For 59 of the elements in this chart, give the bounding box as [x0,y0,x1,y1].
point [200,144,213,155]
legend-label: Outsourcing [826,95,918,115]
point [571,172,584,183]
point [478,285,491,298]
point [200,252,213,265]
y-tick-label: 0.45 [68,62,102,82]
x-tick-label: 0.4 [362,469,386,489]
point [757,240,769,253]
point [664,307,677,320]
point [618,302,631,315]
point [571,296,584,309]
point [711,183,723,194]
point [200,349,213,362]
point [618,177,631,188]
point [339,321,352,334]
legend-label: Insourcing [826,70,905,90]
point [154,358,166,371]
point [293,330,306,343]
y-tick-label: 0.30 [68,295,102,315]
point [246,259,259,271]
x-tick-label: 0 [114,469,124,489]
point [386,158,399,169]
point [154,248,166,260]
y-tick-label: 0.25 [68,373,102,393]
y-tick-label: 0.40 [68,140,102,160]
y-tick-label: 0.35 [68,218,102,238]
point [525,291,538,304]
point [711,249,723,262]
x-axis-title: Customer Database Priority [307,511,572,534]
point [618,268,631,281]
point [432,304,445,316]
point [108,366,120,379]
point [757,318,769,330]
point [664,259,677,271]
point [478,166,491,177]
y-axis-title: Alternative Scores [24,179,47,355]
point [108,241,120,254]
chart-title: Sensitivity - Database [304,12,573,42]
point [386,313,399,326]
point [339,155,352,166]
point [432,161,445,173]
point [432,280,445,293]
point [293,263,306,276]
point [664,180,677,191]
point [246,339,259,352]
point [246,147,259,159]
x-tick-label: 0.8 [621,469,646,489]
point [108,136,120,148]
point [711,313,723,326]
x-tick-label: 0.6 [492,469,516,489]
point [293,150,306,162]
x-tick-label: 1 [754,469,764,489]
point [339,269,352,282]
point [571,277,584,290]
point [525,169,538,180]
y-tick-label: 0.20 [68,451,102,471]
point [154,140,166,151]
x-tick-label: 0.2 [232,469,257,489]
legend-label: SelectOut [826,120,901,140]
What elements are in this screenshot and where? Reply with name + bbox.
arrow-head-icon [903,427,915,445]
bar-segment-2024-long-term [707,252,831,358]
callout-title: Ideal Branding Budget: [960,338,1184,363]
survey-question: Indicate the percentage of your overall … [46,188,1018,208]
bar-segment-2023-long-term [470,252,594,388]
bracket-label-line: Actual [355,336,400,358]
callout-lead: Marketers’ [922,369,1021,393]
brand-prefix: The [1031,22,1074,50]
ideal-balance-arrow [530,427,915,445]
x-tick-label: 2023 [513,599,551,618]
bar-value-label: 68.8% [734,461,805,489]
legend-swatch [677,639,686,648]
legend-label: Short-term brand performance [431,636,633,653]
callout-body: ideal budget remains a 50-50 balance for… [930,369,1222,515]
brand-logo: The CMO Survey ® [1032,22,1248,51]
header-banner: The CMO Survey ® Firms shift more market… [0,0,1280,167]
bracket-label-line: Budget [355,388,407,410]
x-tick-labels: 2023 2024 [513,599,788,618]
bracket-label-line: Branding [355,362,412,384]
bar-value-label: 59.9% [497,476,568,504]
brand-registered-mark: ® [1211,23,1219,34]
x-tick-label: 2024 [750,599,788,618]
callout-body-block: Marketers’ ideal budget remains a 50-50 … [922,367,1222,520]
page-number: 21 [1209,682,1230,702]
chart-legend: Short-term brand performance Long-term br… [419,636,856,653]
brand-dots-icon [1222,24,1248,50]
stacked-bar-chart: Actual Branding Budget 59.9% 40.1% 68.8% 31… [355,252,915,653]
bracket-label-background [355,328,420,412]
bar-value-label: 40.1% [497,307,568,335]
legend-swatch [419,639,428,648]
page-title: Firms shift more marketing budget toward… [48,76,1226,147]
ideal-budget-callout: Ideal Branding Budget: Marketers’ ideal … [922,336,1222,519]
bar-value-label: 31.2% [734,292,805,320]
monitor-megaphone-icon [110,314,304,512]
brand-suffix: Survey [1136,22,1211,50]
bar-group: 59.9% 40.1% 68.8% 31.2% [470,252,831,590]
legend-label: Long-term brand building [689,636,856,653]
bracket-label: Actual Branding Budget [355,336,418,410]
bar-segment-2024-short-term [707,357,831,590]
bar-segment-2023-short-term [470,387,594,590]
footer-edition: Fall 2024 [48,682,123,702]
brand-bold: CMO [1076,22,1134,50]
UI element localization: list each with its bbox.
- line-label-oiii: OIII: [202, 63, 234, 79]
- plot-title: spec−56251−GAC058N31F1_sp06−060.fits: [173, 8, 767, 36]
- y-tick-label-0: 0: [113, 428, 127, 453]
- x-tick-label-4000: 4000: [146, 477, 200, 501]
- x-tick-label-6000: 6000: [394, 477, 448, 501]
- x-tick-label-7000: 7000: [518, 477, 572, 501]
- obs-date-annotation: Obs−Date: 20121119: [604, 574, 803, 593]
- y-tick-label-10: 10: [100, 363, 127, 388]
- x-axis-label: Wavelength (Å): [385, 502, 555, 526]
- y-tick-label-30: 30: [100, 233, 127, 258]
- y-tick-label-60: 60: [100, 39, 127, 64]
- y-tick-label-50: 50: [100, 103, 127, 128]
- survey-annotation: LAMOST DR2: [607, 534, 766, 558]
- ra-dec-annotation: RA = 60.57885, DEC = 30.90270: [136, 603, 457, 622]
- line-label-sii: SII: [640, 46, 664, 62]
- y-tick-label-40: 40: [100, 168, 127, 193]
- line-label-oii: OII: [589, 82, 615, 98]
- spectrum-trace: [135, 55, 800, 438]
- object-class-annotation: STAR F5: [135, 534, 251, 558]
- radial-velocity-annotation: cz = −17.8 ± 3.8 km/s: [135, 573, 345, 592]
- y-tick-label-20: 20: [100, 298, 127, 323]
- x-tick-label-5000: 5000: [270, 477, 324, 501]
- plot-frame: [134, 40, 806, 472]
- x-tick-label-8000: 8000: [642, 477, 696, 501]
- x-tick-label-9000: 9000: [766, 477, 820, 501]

• **WHAT NEEDS TO BE DONE**
Reproduce the entries from the first line through the line containing "point [711,249,723,262]", inclusive, replacing "point" with "marker" and leaving all other text unchanged.

• **WRITTEN REPLY**
For 59 of the elements in this chart, give the bounding box as [x0,y0,x1,y1].
marker [200,144,213,155]
legend-label: Outsourcing [826,95,918,115]
marker [571,172,584,183]
marker [478,285,491,298]
marker [200,252,213,265]
y-tick-label: 0.45 [68,62,102,82]
x-tick-label: 0.4 [362,469,386,489]
marker [757,240,769,253]
marker [664,307,677,320]
marker [618,302,631,315]
marker [571,296,584,309]
marker [711,183,723,194]
marker [200,349,213,362]
marker [618,177,631,188]
marker [339,321,352,334]
legend-label: Insourcing [826,70,905,90]
marker [154,358,166,371]
marker [293,330,306,343]
y-tick-label: 0.30 [68,295,102,315]
marker [246,259,259,271]
x-tick-label: 0 [114,469,124,489]
marker [386,158,399,169]
marker [154,248,166,260]
y-tick-label: 0.25 [68,373,102,393]
y-tick-label: 0.40 [68,140,102,160]
y-tick-label: 0.35 [68,218,102,238]
marker [525,291,538,304]
marker [711,249,723,262]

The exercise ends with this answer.